§ The request
Write out the listing below exactly, and omit any images you find in it.

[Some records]
——————

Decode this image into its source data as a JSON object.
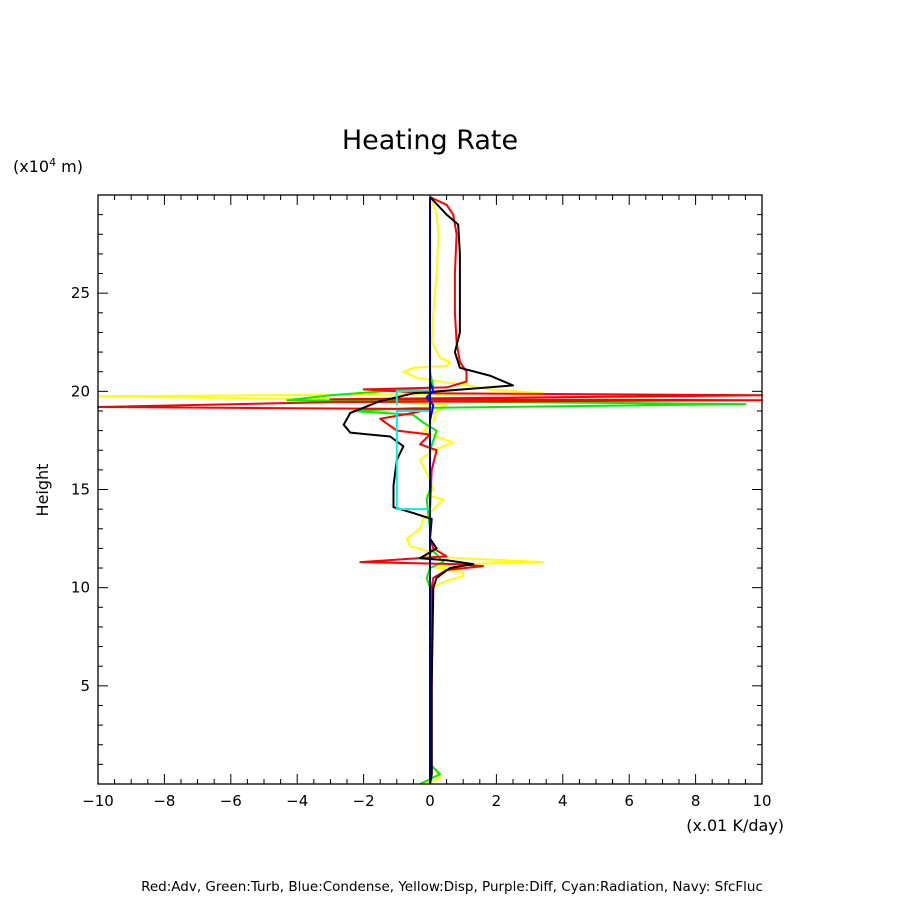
{
  "chart_data": {
    "type": "line",
    "title": "Heating Rate",
    "xlabel": "(x.01 K/day)",
    "ylabel": "Height",
    "yunit_prefix": "(x10",
    "yunit_exp": "4",
    "yunit_suffix": " m)",
    "xlim": [
      -10,
      10
    ],
    "ylim": [
      0,
      30
    ],
    "xticks": [
      -10,
      -8,
      -6,
      -4,
      -2,
      0,
      2,
      4,
      6,
      8,
      10
    ],
    "yticks": [
      5,
      10,
      15,
      20,
      25
    ],
    "footer": "Red:Adv, Green:Turb, Blue:Condense, Yellow:Disp, Purple:Diff, Cyan:Radiation, Navy: SfcFluc",
    "colors": {
      "red": "#ff0000",
      "green": "#00ee00",
      "blue": "#0000ff",
      "yellow": "#ffff00",
      "cyan": "#00eeee",
      "navy": "#000080",
      "black": "#000000"
    },
    "series": [
      {
        "color": "yellow",
        "points": [
          [
            0,
            29.9
          ],
          [
            0.1,
            29.5
          ],
          [
            0.2,
            29
          ],
          [
            0.25,
            28
          ],
          [
            0.2,
            26
          ],
          [
            0.1,
            24
          ],
          [
            0.05,
            22.5
          ],
          [
            0.3,
            21.7
          ],
          [
            0.6,
            21.5
          ],
          [
            0.5,
            21.3
          ],
          [
            -0.5,
            21.2
          ],
          [
            -0.8,
            21
          ],
          [
            -0.4,
            20.7
          ],
          [
            0.3,
            20.5
          ],
          [
            0.8,
            20.4
          ],
          [
            1.8,
            20.1
          ],
          [
            3.4,
            19.9
          ],
          [
            -5,
            19.8
          ],
          [
            -10,
            19.75
          ],
          [
            -3,
            19.6
          ],
          [
            -0.5,
            19.4
          ],
          [
            0.5,
            19.3
          ],
          [
            0.2,
            19
          ],
          [
            0.1,
            18.5
          ],
          [
            -0.2,
            18
          ],
          [
            0.2,
            17.7
          ],
          [
            0.7,
            17.4
          ],
          [
            0.1,
            17
          ],
          [
            -0.3,
            16.5
          ],
          [
            0,
            15.5
          ],
          [
            0.1,
            15
          ],
          [
            -0.1,
            14.7
          ],
          [
            0.4,
            14.5
          ],
          [
            0.1,
            14
          ],
          [
            -0.2,
            13.5
          ],
          [
            -0.3,
            13
          ],
          [
            -0.7,
            12.5
          ],
          [
            -0.6,
            12.1
          ],
          [
            0.1,
            11.8
          ],
          [
            -0.2,
            11.6
          ],
          [
            3.4,
            11.3
          ],
          [
            0.8,
            11.2
          ],
          [
            0.2,
            11
          ],
          [
            1,
            10.8
          ],
          [
            1,
            10.6
          ],
          [
            0.4,
            10.3
          ],
          [
            0.1,
            10
          ],
          [
            0.05,
            9
          ],
          [
            0.05,
            5
          ],
          [
            0.05,
            1
          ],
          [
            0.3,
            0.3
          ],
          [
            -0.2,
            0
          ]
        ]
      },
      {
        "color": "green",
        "points": [
          [
            0,
            29.9
          ],
          [
            0,
            21
          ],
          [
            0.1,
            20.2
          ],
          [
            -3,
            19.8
          ],
          [
            -4.3,
            19.55
          ],
          [
            9.5,
            19.35
          ],
          [
            -0.5,
            19.15
          ],
          [
            -2.3,
            19
          ],
          [
            -0.5,
            18.8
          ],
          [
            -0.2,
            18.4
          ],
          [
            0.2,
            18
          ],
          [
            0.1,
            17.5
          ],
          [
            0,
            17
          ],
          [
            0,
            15
          ],
          [
            -0.1,
            14.5
          ],
          [
            0,
            13
          ],
          [
            0,
            12
          ],
          [
            0.2,
            11.7
          ],
          [
            0.4,
            11.3
          ],
          [
            0,
            11
          ],
          [
            -0.1,
            10.5
          ],
          [
            0,
            10
          ],
          [
            0,
            1
          ],
          [
            0.3,
            0.5
          ],
          [
            -0.3,
            0
          ]
        ]
      },
      {
        "color": "red",
        "points": [
          [
            0,
            29.9
          ],
          [
            0.5,
            29.5
          ],
          [
            0.7,
            29
          ],
          [
            0.8,
            28
          ],
          [
            0.75,
            26
          ],
          [
            0.75,
            24
          ],
          [
            0.8,
            22.5
          ],
          [
            0.9,
            21.5
          ],
          [
            1.1,
            21
          ],
          [
            1.1,
            20.5
          ],
          [
            0.5,
            20.2
          ],
          [
            -2,
            20.1
          ],
          [
            0,
            19.9
          ],
          [
            10,
            19.8
          ],
          [
            -3,
            19.6
          ],
          [
            10,
            19.55
          ],
          [
            -3,
            19.45
          ],
          [
            -10,
            19.2
          ],
          [
            0,
            19.1
          ],
          [
            -0.5,
            18.9
          ],
          [
            -1.5,
            18.6
          ],
          [
            -1,
            18
          ],
          [
            0,
            17.8
          ],
          [
            -0.3,
            17.3
          ],
          [
            0.2,
            17
          ],
          [
            0.05,
            16
          ],
          [
            0,
            14
          ],
          [
            0,
            12.5
          ],
          [
            0.1,
            12
          ],
          [
            0.5,
            11.6
          ],
          [
            -2.1,
            11.3
          ],
          [
            0.8,
            11.2
          ],
          [
            1.6,
            11.1
          ],
          [
            0.5,
            10.9
          ],
          [
            0.1,
            10.5
          ],
          [
            0.05,
            10
          ],
          [
            0.05,
            5
          ],
          [
            0.05,
            0.5
          ],
          [
            0,
            0
          ]
        ]
      },
      {
        "color": "black",
        "points": [
          [
            0,
            29.9
          ],
          [
            0.5,
            29
          ],
          [
            0.85,
            28.5
          ],
          [
            0.9,
            27
          ],
          [
            0.9,
            23
          ],
          [
            0.75,
            22
          ],
          [
            0.9,
            21.2
          ],
          [
            1.8,
            20.8
          ],
          [
            2.5,
            20.3
          ],
          [
            1,
            20.1
          ],
          [
            -0.5,
            19.9
          ],
          [
            -1.5,
            19.5
          ],
          [
            -2.4,
            18.9
          ],
          [
            -2.6,
            18.3
          ],
          [
            -2.4,
            17.9
          ],
          [
            -1.2,
            17.7
          ],
          [
            -0.8,
            17.2
          ],
          [
            -1,
            16.5
          ],
          [
            -1.1,
            15.2
          ],
          [
            -1.1,
            14.1
          ],
          [
            -0.5,
            13.8
          ],
          [
            0.05,
            13.5
          ],
          [
            0,
            12.5
          ],
          [
            0.2,
            12
          ],
          [
            -0.3,
            11.5
          ],
          [
            0.5,
            11.4
          ],
          [
            1.3,
            11.2
          ],
          [
            0.6,
            11
          ],
          [
            0.2,
            10.5
          ],
          [
            0.1,
            10
          ],
          [
            0.05,
            5
          ],
          [
            0.05,
            0.5
          ],
          [
            0,
            0
          ]
        ]
      },
      {
        "color": "cyan",
        "points": [
          [
            -1.0,
            19.3
          ],
          [
            -1.0,
            20.0
          ],
          [
            0,
            20.05
          ],
          [
            0,
            19.0
          ],
          [
            -1.0,
            19.0
          ],
          [
            -1.0,
            14.0
          ],
          [
            0,
            14.0
          ],
          [
            0,
            12.0
          ],
          [
            0,
            0
          ]
        ]
      },
      {
        "color": "blue",
        "points": [
          [
            0,
            29.9
          ],
          [
            0,
            20.5
          ],
          [
            0.1,
            20
          ],
          [
            -0.1,
            19.7
          ],
          [
            0.1,
            19.3
          ],
          [
            0,
            18.5
          ],
          [
            0,
            17
          ],
          [
            0,
            0
          ]
        ]
      },
      {
        "color": "navy",
        "points": [
          [
            0,
            29.9
          ],
          [
            0,
            0
          ]
        ]
      }
    ]
  }
}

——————

§ Final answer
Decode this image into its source data as a JSON object.
{
  "chart_data": {
    "type": "line",
    "title": "Heating Rate",
    "xlabel": "(x.01 K/day)",
    "ylabel": "Height",
    "yunit_prefix": "(x10",
    "yunit_exp": "4",
    "yunit_suffix": " m)",
    "xlim": [
      -10,
      10
    ],
    "ylim": [
      0,
      30
    ],
    "xticks": [
      -10,
      -8,
      -6,
      -4,
      -2,
      0,
      2,
      4,
      6,
      8,
      10
    ],
    "yticks": [
      5,
      10,
      15,
      20,
      25
    ],
    "footer": "Red:Adv, Green:Turb, Blue:Condense, Yellow:Disp, Purple:Diff, Cyan:Radiation, Navy: SfcFluc",
    "colors": {
      "red": "#ff0000",
      "green": "#00ee00",
      "blue": "#0000ff",
      "yellow": "#ffff00",
      "cyan": "#00eeee",
      "navy": "#000080",
      "black": "#000000"
    },
    "series": [
      {
        "color": "yellow",
        "points": [
          [
            0,
            29.9
          ],
          [
            0.1,
            29.5
          ],
          [
            0.2,
            29
          ],
          [
            0.25,
            28
          ],
          [
            0.2,
            26
          ],
          [
            0.1,
            24
          ],
          [
            0.05,
            22.5
          ],
          [
            0.3,
            21.7
          ],
          [
            0.6,
            21.5
          ],
          [
            0.5,
            21.3
          ],
          [
            -0.5,
            21.2
          ],
          [
            -0.8,
            21
          ],
          [
            -0.4,
            20.7
          ],
          [
            0.3,
            20.5
          ],
          [
            0.8,
            20.4
          ],
          [
            1.8,
            20.1
          ],
          [
            3.4,
            19.9
          ],
          [
            -5,
            19.8
          ],
          [
            -10,
            19.75
          ],
          [
            -3,
            19.6
          ],
          [
            -0.5,
            19.4
          ],
          [
            0.5,
            19.3
          ],
          [
            0.2,
            19
          ],
          [
            0.1,
            18.5
          ],
          [
            -0.2,
            18
          ],
          [
            0.2,
            17.7
          ],
          [
            0.7,
            17.4
          ],
          [
            0.1,
            17
          ],
          [
            -0.3,
            16.5
          ],
          [
            0,
            15.5
          ],
          [
            0.1,
            15
          ],
          [
            -0.1,
            14.7
          ],
          [
            0.4,
            14.5
          ],
          [
            0.1,
            14
          ],
          [
            -0.2,
            13.5
          ],
          [
            -0.3,
            13
          ],
          [
            -0.7,
            12.5
          ],
          [
            -0.6,
            12.1
          ],
          [
            0.1,
            11.8
          ],
          [
            -0.2,
            11.6
          ],
          [
            3.4,
            11.3
          ],
          [
            0.8,
            11.2
          ],
          [
            0.2,
            11
          ],
          [
            1,
            10.8
          ],
          [
            1,
            10.6
          ],
          [
            0.4,
            10.3
          ],
          [
            0.1,
            10
          ],
          [
            0.05,
            9
          ],
          [
            0.05,
            5
          ],
          [
            0.05,
            1
          ],
          [
            0.3,
            0.3
          ],
          [
            -0.2,
            0
          ]
        ]
      },
      {
        "color": "green",
        "points": [
          [
            0,
            29.9
          ],
          [
            0,
            21
          ],
          [
            0.1,
            20.2
          ],
          [
            -3,
            19.8
          ],
          [
            -4.3,
            19.55
          ],
          [
            9.5,
            19.35
          ],
          [
            -0.5,
            19.15
          ],
          [
            -2.3,
            19
          ],
          [
            -0.5,
            18.8
          ],
          [
            -0.2,
            18.4
          ],
          [
            0.2,
            18
          ],
          [
            0.1,
            17.5
          ],
          [
            0,
            17
          ],
          [
            0,
            15
          ],
          [
            -0.1,
            14.5
          ],
          [
            0,
            13
          ],
          [
            0,
            12
          ],
          [
            0.2,
            11.7
          ],
          [
            0.4,
            11.3
          ],
          [
            0,
            11
          ],
          [
            -0.1,
            10.5
          ],
          [
            0,
            10
          ],
          [
            0,
            1
          ],
          [
            0.3,
            0.5
          ],
          [
            -0.3,
            0
          ]
        ]
      },
      {
        "color": "red",
        "points": [
          [
            0,
            29.9
          ],
          [
            0.5,
            29.5
          ],
          [
            0.7,
            29
          ],
          [
            0.8,
            28
          ],
          [
            0.75,
            26
          ],
          [
            0.75,
            24
          ],
          [
            0.8,
            22.5
          ],
          [
            0.9,
            21.5
          ],
          [
            1.1,
            21
          ],
          [
            1.1,
            20.5
          ],
          [
            0.5,
            20.2
          ],
          [
            -2,
            20.1
          ],
          [
            0,
            19.9
          ],
          [
            10,
            19.8
          ],
          [
            -3,
            19.6
          ],
          [
            10,
            19.55
          ],
          [
            -3,
            19.45
          ],
          [
            -10,
            19.2
          ],
          [
            0,
            19.1
          ],
          [
            -0.5,
            18.9
          ],
          [
            -1.5,
            18.6
          ],
          [
            -1,
            18
          ],
          [
            0,
            17.8
          ],
          [
            -0.3,
            17.3
          ],
          [
            0.2,
            17
          ],
          [
            0.05,
            16
          ],
          [
            0,
            14
          ],
          [
            0,
            12.5
          ],
          [
            0.1,
            12
          ],
          [
            0.5,
            11.6
          ],
          [
            -2.1,
            11.3
          ],
          [
            0.8,
            11.2
          ],
          [
            1.6,
            11.1
          ],
          [
            0.5,
            10.9
          ],
          [
            0.1,
            10.5
          ],
          [
            0.05,
            10
          ],
          [
            0.05,
            5
          ],
          [
            0.05,
            0.5
          ],
          [
            0,
            0
          ]
        ]
      },
      {
        "color": "black",
        "points": [
          [
            0,
            29.9
          ],
          [
            0.5,
            29
          ],
          [
            0.85,
            28.5
          ],
          [
            0.9,
            27
          ],
          [
            0.9,
            23
          ],
          [
            0.75,
            22
          ],
          [
            0.9,
            21.2
          ],
          [
            1.8,
            20.8
          ],
          [
            2.5,
            20.3
          ],
          [
            1,
            20.1
          ],
          [
            -0.5,
            19.9
          ],
          [
            -1.5,
            19.5
          ],
          [
            -2.4,
            18.9
          ],
          [
            -2.6,
            18.3
          ],
          [
            -2.4,
            17.9
          ],
          [
            -1.2,
            17.7
          ],
          [
            -0.8,
            17.2
          ],
          [
            -1,
            16.5
          ],
          [
            -1.1,
            15.2
          ],
          [
            -1.1,
            14.1
          ],
          [
            -0.5,
            13.8
          ],
          [
            0.05,
            13.5
          ],
          [
            0,
            12.5
          ],
          [
            0.2,
            12
          ],
          [
            -0.3,
            11.5
          ],
          [
            0.5,
            11.4
          ],
          [
            1.3,
            11.2
          ],
          [
            0.6,
            11
          ],
          [
            0.2,
            10.5
          ],
          [
            0.1,
            10
          ],
          [
            0.05,
            5
          ],
          [
            0.05,
            0.5
          ],
          [
            0,
            0
          ]
        ]
      },
      {
        "color": "cyan",
        "points": [
          [
            -1.0,
            19.3
          ],
          [
            -1.0,
            20.0
          ],
          [
            0,
            20.05
          ],
          [
            0,
            19.0
          ],
          [
            -1.0,
            19.0
          ],
          [
            -1.0,
            14.0
          ],
          [
            0,
            14.0
          ],
          [
            0,
            12.0
          ],
          [
            0,
            0
          ]
        ]
      },
      {
        "color": "blue",
        "points": [
          [
            0,
            29.9
          ],
          [
            0,
            20.5
          ],
          [
            0.1,
            20
          ],
          [
            -0.1,
            19.7
          ],
          [
            0.1,
            19.3
          ],
          [
            0,
            18.5
          ],
          [
            0,
            17
          ],
          [
            0,
            0
          ]
        ]
      },
      {
        "color": "navy",
        "points": [
          [
            0,
            29.9
          ],
          [
            0,
            0
          ]
        ]
      }
    ]
  }
}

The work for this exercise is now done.